Stated task 1: Transcribe the section of the notes on types of learning starting at "# Types of Learning" and ending at "effectively and accurately.".

— Begin Text section —

# Types of Learning

Resources:
https://blogs.nvidia.com/blog/2018/08/02/supervised-unsupervised-learning/

Check Comparison Table here: https://www.aitude.com/supervised-vs-unsupervised-vs-reinforcement

1. Supervised Learning:
    * Labelled Data is available to help you with what the output can be for given set of inputs.
    * Your output is defined what you want to get out of data, you just have to devise a way to calculate that effectively and accurately.
    * Typical problem areas:
        1. Classification - Predict the class of the given observation
        2. Regression - Predict the continuous value for the given observation
        
    * Issues:
         It's hard to find labelled datasets
    * Common Algorithms:
         Naive Bayes, SVM, Linear/Logistic Regression, KNN


2. Unsupervised Learning:
    * Deals with unlabelled data.

— End Text section —
— Begin Dataset extract —

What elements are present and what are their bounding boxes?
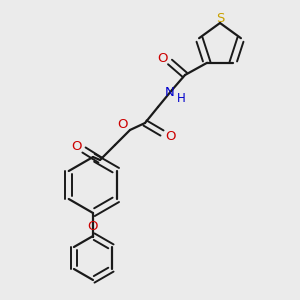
- Text: H: H: [177, 92, 185, 104]
- Text: O: O: [158, 52, 168, 65]
- Text: S: S: [216, 11, 224, 25]
- Text: O: O: [71, 140, 81, 152]
- Text: O: O: [88, 220, 98, 232]
- Text: O: O: [165, 130, 175, 142]
- Text: N: N: [165, 85, 175, 98]
- Text: O: O: [117, 118, 127, 131]
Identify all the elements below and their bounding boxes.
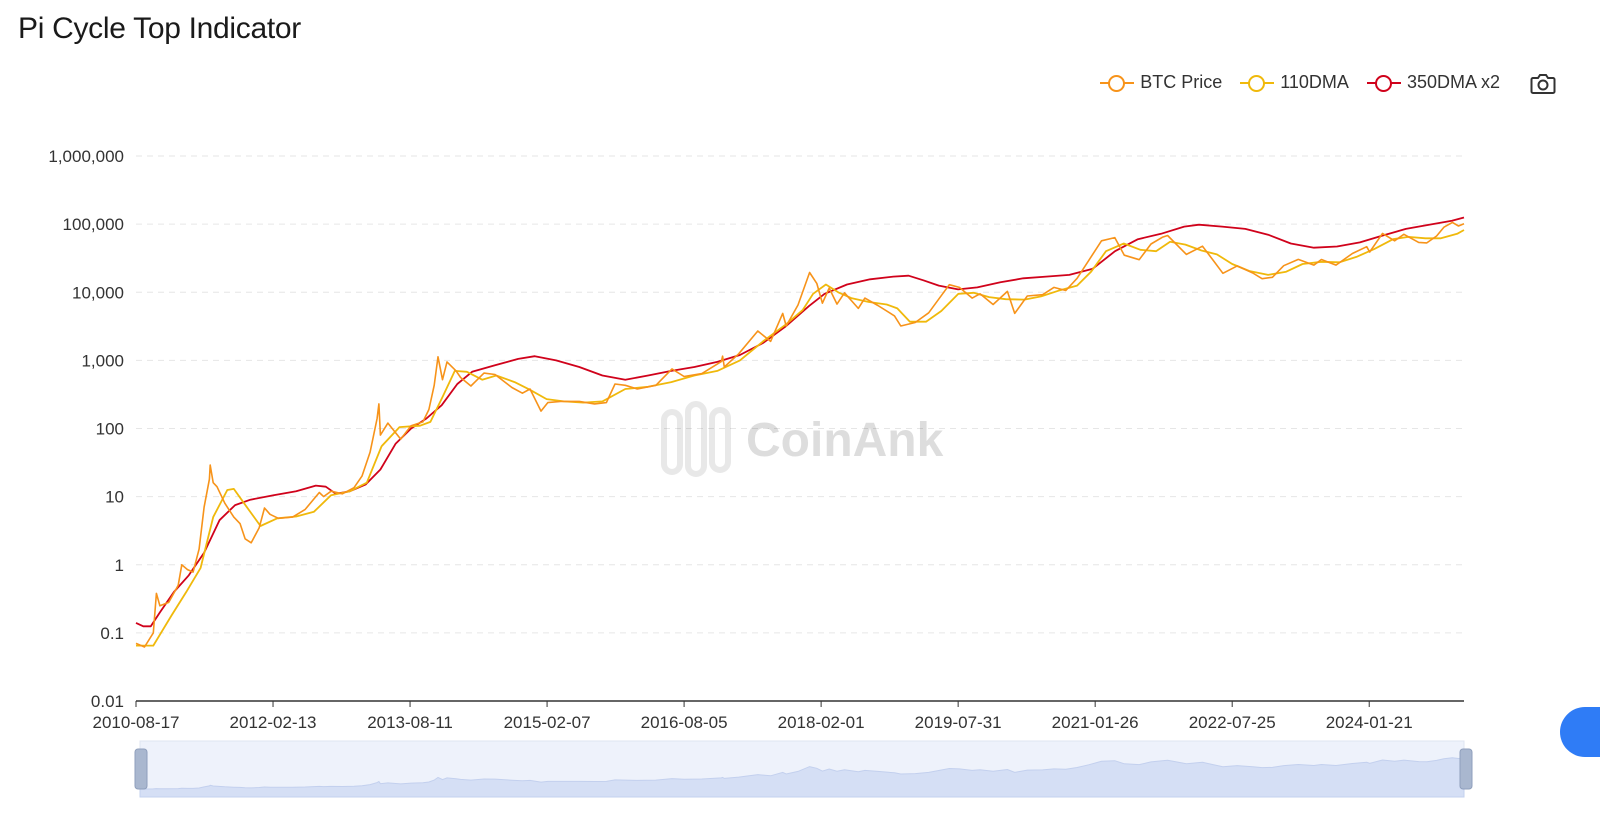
y-tick-label: 10 xyxy=(105,488,124,507)
x-tick-label: 2010-08-17 xyxy=(93,713,180,732)
legend-swatch-110dma xyxy=(1240,73,1275,93)
y-tick-label: 1,000,000 xyxy=(48,147,124,166)
legend-item-110dma[interactable]: 110DMA xyxy=(1240,72,1349,93)
watermark-logo xyxy=(661,401,731,477)
x-tick-label: 2024-01-21 xyxy=(1326,713,1413,732)
page-title: Pi Cycle Top Indicator xyxy=(18,12,301,45)
y-tick-label: 1,000 xyxy=(81,351,124,370)
y-tick-label: 10,000 xyxy=(72,283,124,302)
legend-swatch-350dma-x2 xyxy=(1366,73,1401,93)
y-tick-label: 1 xyxy=(115,556,124,575)
x-tick-label: 2018-02-01 xyxy=(778,713,865,732)
camera-icon[interactable] xyxy=(1530,72,1556,96)
legend-item-btc-price[interactable]: BTC Price xyxy=(1100,72,1222,93)
zoom-handle-right[interactable] xyxy=(1459,748,1473,790)
legend-label: 110DMA xyxy=(1280,72,1349,92)
x-tick-label: 2022-07-25 xyxy=(1189,713,1276,732)
y-tick-label: 100,000 xyxy=(63,215,124,234)
watermark-bar xyxy=(661,409,683,475)
zoom-handle-left[interactable] xyxy=(134,748,148,790)
x-tick-label: 2015-02-07 xyxy=(504,713,591,732)
x-tick-label: 2019-07-31 xyxy=(915,713,1002,732)
y-tick-label: 0.01 xyxy=(91,692,124,711)
series-line-btc-price xyxy=(135,221,1465,648)
y-tick-label: 0.1 xyxy=(100,624,124,643)
zoom-slider-preview xyxy=(139,757,1465,798)
watermark-text: CoinAnk xyxy=(746,414,944,467)
legend-dot xyxy=(1108,74,1126,92)
chart-legend: BTC Price 110DMA 350DMA x2 xyxy=(1100,72,1500,93)
legend-dot xyxy=(1374,74,1392,92)
legend-swatch-btc-price xyxy=(1100,73,1135,93)
watermark-bar xyxy=(709,407,731,473)
legend-label: BTC Price xyxy=(1140,72,1223,92)
legend-item-350dma-x2[interactable]: 350DMA x2 xyxy=(1366,72,1500,93)
x-tick-label: 2012-02-13 xyxy=(230,713,317,732)
series-line-350dma-x2 xyxy=(135,216,1465,628)
x-tick-label: 2016-08-05 xyxy=(641,713,728,732)
x-tick-label: 2013-08-11 xyxy=(367,713,453,732)
floating-action-button[interactable] xyxy=(1560,707,1600,757)
y-tick-label: 100 xyxy=(96,420,124,439)
legend-dot xyxy=(1248,74,1266,92)
watermark-bar xyxy=(685,401,707,477)
x-tick-label: 2021-01-26 xyxy=(1052,713,1139,732)
legend-label: 350DMA x2 xyxy=(1406,72,1500,92)
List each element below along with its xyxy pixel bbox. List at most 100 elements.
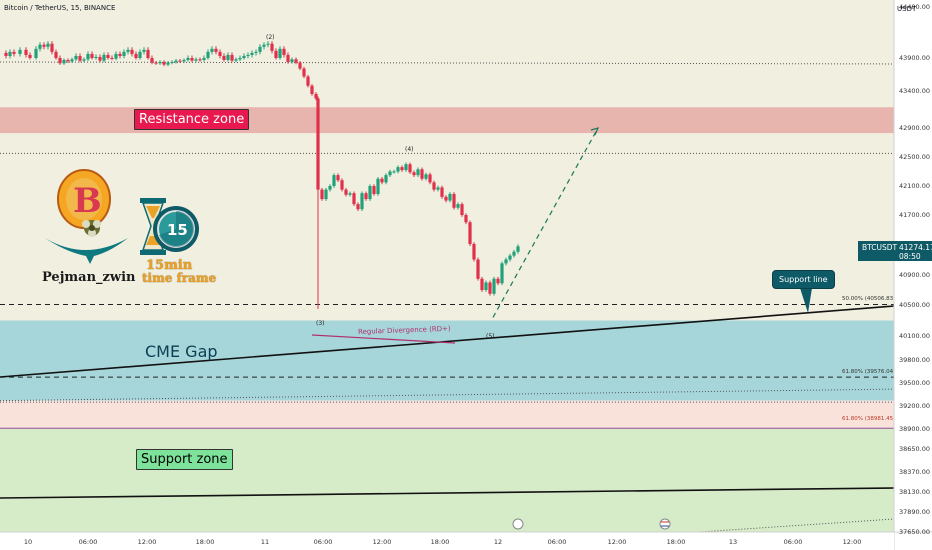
bitcoin-logo: B <box>45 169 128 264</box>
y-tick-label: 41700.00 <box>899 211 930 219</box>
candle-body <box>396 167 400 172</box>
candle-body <box>238 58 242 60</box>
candle-body <box>270 43 274 51</box>
support-zone-label: Support zone <box>136 449 233 470</box>
candle-body <box>436 187 440 190</box>
candle-body <box>428 174 432 183</box>
candle-body <box>226 54 230 60</box>
candle-body <box>364 193 368 200</box>
candle-body <box>234 59 238 61</box>
flower-icon <box>82 220 101 237</box>
timer-number: 15 <box>167 221 188 239</box>
candle-body <box>360 193 364 210</box>
candle-body <box>464 215 468 223</box>
x-tick-label: 11 <box>261 538 269 546</box>
candle-body <box>178 60 182 62</box>
candle-body <box>424 174 428 179</box>
candle-body <box>170 61 174 63</box>
y-tick-label: 40100.00 <box>899 332 930 340</box>
x-tick-label: 12:00 <box>608 538 627 546</box>
x-tick-label: 18:00 <box>667 538 686 546</box>
candle-body <box>352 193 356 205</box>
candle-body <box>412 172 416 176</box>
x-tick-label: 12 <box>494 538 502 546</box>
candle-body <box>356 204 360 210</box>
y-tick-label: 43400.00 <box>899 87 930 95</box>
price-tag-countdown: 08:50 <box>899 252 921 261</box>
price-tag-symbol: BTCUSDT <box>862 243 898 252</box>
projection-path <box>492 127 599 318</box>
candle-body <box>504 259 508 264</box>
y-tick-label: 43900.00 <box>899 54 930 62</box>
candle-body <box>392 171 396 173</box>
dotted-lower-line <box>0 388 895 402</box>
candle-body <box>480 278 484 290</box>
candle-body <box>380 178 384 183</box>
candle-body <box>484 282 488 290</box>
y-tick-label: 37650.00 <box>899 528 930 536</box>
candle-body <box>58 58 62 64</box>
candle-body <box>150 58 154 63</box>
candle-body <box>54 51 58 58</box>
wave-label: (5) <box>486 333 495 340</box>
candle-body <box>98 56 102 61</box>
candle-body <box>348 193 352 195</box>
candle-body <box>154 62 158 64</box>
candle-body <box>230 54 234 61</box>
last-price-tag: BTCUSDT 41274.17 08:50 <box>858 241 932 261</box>
candle-body <box>126 49 130 52</box>
candle-body <box>142 49 146 52</box>
projection-arrowhead <box>590 127 600 136</box>
candle-body <box>258 46 262 52</box>
y-tick-label: 38130.00 <box>899 488 930 496</box>
candle-body <box>408 164 412 173</box>
candle-body <box>242 55 246 58</box>
candle-body <box>166 62 170 65</box>
candle-body <box>516 246 520 252</box>
candle-body <box>8 51 12 56</box>
wave-label: (2) <box>266 34 275 41</box>
x-tick-label: 10 <box>24 538 32 546</box>
y-tick-label: 39800.00 <box>899 356 930 364</box>
candle-body <box>162 61 166 65</box>
candle-body <box>130 49 134 54</box>
candle-body <box>24 49 28 55</box>
y-tick-label: 42500.00 <box>899 153 930 161</box>
support-line-callout: Support line <box>772 270 835 289</box>
fib-50-label: 50.00% (40506.83) <box>842 296 895 302</box>
x-tick-label: 06:00 <box>314 538 333 546</box>
candle-body <box>46 43 50 47</box>
candle-body <box>42 44 46 47</box>
candle-body <box>110 58 114 59</box>
y-tick-label: 40500.00 <box>899 301 930 309</box>
x-tick-label: 12:00 <box>138 538 157 546</box>
candle-body <box>250 52 254 55</box>
candle-body <box>106 54 110 58</box>
candle-body <box>118 53 122 56</box>
candle-body <box>198 59 202 61</box>
candle-body <box>202 58 206 60</box>
candle-body <box>206 51 210 58</box>
candle-body <box>82 59 86 61</box>
flag-icon <box>659 518 671 530</box>
candle-body <box>384 175 388 183</box>
candle-body <box>182 59 186 62</box>
y-tick-label: 39200.00 <box>899 402 930 410</box>
candle-body <box>472 244 476 260</box>
candle-body <box>286 54 290 62</box>
candle-body <box>420 169 424 179</box>
candle-body <box>476 259 480 279</box>
candle-body <box>186 58 190 60</box>
fib-618-b-label: 61.80% (38981.45) <box>842 416 895 422</box>
resistance-zone-label: Resistance zone <box>134 109 250 130</box>
candle-body <box>254 51 258 53</box>
candle-body <box>448 193 452 201</box>
candle-body <box>328 186 332 190</box>
candle-body <box>488 282 492 294</box>
price-tag-price: 41274.17 <box>899 243 932 252</box>
candle-body <box>456 204 460 208</box>
candle-body <box>86 53 90 60</box>
x-tick-label: 13 <box>729 538 737 546</box>
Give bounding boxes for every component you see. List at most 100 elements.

— End Dataset extract —

Stated task 2: From the rows above, pick out every line that contains the string "series", treating uppercase and lowercase letters as different.

Problem solution 1:
# Types of Learning

Resources:
https://blogs.nvidia.com/blog/2018/08/02/supervised-unsupervised-learning/

Check Comparison Table here: https://www.aitude.com/supervised-vs-unsupervised-vs-reinforcement

1. Supervised Learning:
    * Labelled Data is available to help you with what the output can be for given set of inputs.
    * Your output is defined what you want to get out of data, you just have to devise a way to calculate that effectively and accurately.

Problem solution 2:
series-line-btc-price xyxy=(135,221,1465,648)
series-line-350dma-x2 xyxy=(135,216,1465,628)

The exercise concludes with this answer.